EXERCISE DETAILS - Would you return the complete listing below word for word?

Stored dataset items:
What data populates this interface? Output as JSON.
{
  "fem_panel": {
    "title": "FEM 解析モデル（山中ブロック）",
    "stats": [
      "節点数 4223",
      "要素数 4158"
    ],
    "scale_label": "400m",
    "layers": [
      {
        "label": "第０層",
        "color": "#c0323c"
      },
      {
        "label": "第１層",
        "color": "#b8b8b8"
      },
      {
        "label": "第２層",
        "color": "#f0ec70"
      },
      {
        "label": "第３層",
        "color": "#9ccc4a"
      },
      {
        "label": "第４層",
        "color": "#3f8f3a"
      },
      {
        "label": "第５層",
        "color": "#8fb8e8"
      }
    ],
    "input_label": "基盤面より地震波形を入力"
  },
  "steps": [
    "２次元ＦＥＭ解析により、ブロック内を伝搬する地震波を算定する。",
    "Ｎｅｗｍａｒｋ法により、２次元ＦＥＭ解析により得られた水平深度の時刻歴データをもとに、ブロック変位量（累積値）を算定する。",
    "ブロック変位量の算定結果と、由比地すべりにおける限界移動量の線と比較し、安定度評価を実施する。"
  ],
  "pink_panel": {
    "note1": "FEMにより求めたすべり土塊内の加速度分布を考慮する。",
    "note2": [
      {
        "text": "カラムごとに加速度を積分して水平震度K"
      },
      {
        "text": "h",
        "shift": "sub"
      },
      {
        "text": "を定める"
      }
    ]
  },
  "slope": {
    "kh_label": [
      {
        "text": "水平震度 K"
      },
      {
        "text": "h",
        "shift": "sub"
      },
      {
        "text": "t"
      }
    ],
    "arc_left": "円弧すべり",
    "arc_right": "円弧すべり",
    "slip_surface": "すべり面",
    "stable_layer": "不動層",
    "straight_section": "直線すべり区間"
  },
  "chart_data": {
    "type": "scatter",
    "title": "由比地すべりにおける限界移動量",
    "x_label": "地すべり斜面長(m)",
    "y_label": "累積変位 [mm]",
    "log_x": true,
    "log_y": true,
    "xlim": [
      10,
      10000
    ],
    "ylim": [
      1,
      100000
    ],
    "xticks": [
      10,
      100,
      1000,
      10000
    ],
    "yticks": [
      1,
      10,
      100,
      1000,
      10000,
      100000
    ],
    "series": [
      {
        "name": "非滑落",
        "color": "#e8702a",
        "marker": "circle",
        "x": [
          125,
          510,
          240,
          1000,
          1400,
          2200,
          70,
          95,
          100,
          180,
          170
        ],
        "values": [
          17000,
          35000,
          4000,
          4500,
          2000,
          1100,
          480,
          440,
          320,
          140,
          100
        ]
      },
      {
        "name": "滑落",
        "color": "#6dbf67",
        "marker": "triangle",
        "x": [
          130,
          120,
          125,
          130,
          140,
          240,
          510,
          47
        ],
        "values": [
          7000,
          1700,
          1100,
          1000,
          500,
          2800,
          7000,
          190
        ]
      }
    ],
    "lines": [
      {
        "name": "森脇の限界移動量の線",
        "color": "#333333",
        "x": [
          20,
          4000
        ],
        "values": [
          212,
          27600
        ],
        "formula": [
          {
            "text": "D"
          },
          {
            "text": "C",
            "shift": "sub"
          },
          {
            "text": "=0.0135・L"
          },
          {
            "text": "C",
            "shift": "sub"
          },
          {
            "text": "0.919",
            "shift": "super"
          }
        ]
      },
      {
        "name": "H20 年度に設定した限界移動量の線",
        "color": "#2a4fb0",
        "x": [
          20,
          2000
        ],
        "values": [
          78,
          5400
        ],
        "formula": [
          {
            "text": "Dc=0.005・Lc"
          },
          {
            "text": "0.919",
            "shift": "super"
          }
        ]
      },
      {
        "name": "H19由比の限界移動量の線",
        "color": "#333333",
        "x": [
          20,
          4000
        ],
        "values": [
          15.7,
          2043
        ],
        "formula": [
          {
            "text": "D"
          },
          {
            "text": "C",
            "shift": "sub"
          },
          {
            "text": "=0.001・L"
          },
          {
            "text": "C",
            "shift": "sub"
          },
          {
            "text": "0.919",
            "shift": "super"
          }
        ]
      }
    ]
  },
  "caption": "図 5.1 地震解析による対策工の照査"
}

SOLUTION -
What data populates this interface? Output as JSON.
{
  "fem_panel": {
    "title": "FEM 解析モデル（山中ブロック）",
    "stats": [
      "節点数 4223",
      "要素数 4158"
    ],
    "scale_label": "400m",
    "layers": [
      {
        "label": "第０層",
        "color": "#c0323c"
      },
      {
        "label": "第１層",
        "color": "#b8b8b8"
      },
      {
        "label": "第２層",
        "color": "#f0ec70"
      },
      {
        "label": "第３層",
        "color": "#9ccc4a"
      },
      {
        "label": "第４層",
        "color": "#3f8f3a"
      },
      {
        "label": "第５層",
        "color": "#8fb8e8"
      }
    ],
    "input_label": "基盤面より地震波形を入力"
  },
  "steps": [
    "２次元ＦＥＭ解析により、ブロック内を伝搬する地震波を算定する。",
    "Ｎｅｗｍａｒｋ法により、２次元ＦＥＭ解析により得られた水平深度の時刻歴データをもとに、ブロック変位量（累積値）を算定する。",
    "ブロック変位量の算定結果と、由比地すべりにおける限界移動量の線と比較し、安定度評価を実施する。"
  ],
  "pink_panel": {
    "note1": "FEMにより求めたすべり土塊内の加速度分布を考慮する。",
    "note2": [
      {
        "text": "カラムごとに加速度を積分して水平震度K"
      },
      {
        "text": "h",
        "shift": "sub"
      },
      {
        "text": "を定める"
      }
    ]
  },
  "slope": {
    "kh_label": [
      {
        "text": "水平震度 K"
      },
      {
        "text": "h",
        "shift": "sub"
      },
      {
        "text": "t"
      }
    ],
    "arc_left": "円弧すべり",
    "arc_right": "円弧すべり",
    "slip_surface": "すべり面",
    "stable_layer": "不動層",
    "straight_section": "直線すべり区間"
  },
  "chart_data": {
    "type": "scatter",
    "title": "由比地すべりにおける限界移動量",
    "x_label": "地すべり斜面長(m)",
    "y_label": "累積変位 [mm]",
    "log_x": true,
    "log_y": true,
    "xlim": [
      10,
      10000
    ],
    "ylim": [
      1,
      100000
    ],
    "xticks": [
      10,
      100,
      1000,
      10000
    ],
    "yticks": [
      1,
      10,
      100,
      1000,
      10000,
      100000
    ],
    "series": [
      {
        "name": "非滑落",
        "color": "#e8702a",
        "marker": "circle",
        "x": [
          125,
          510,
          240,
          1000,
          1400,
          2200,
          70,
          95,
          100,
          180,
          170
        ],
        "values": [
          17000,
          35000,
          4000,
          4500,
          2000,
          1100,
          480,
          440,
          320,
          140,
          100
        ]
      },
      {
        "name": "滑落",
        "color": "#6dbf67",
        "marker": "triangle",
        "x": [
          130,
          120,
          125,
          130,
          140,
          240,
          510,
          47
        ],
        "values": [
          7000,
          1700,
          1100,
          1000,
          500,
          2800,
          7000,
          190
        ]
      }
    ],
    "lines": [
      {
        "name": "森脇の限界移動量の線",
        "color": "#333333",
        "x": [
          20,
          4000
        ],
        "values": [
          212,
          27600
        ],
        "formula": [
          {
            "text": "D"
          },
          {
            "text": "C",
            "shift": "sub"
          },
          {
            "text": "=0.0135・L"
          },
          {
            "text": "C",
            "shift": "sub"
          },
          {
            "text": "0.919",
            "shift": "super"
          }
        ]
      },
      {
        "name": "H20 年度に設定した限界移動量の線",
        "color": "#2a4fb0",
        "x": [
          20,
          2000
        ],
        "values": [
          78,
          5400
        ],
        "formula": [
          {
            "text": "Dc=0.005・Lc"
          },
          {
            "text": "0.919",
            "shift": "super"
          }
        ]
      },
      {
        "name": "H19由比の限界移動量の線",
        "color": "#333333",
        "x": [
          20,
          4000
        ],
        "values": [
          15.7,
          2043
        ],
        "formula": [
          {
            "text": "D"
          },
          {
            "text": "C",
            "shift": "sub"
          },
          {
            "text": "=0.001・L"
          },
          {
            "text": "C",
            "shift": "sub"
          },
          {
            "text": "0.919",
            "shift": "super"
          }
        ]
      }
    ]
  },
  "caption": "図 5.1 地震解析による対策工の照査"
}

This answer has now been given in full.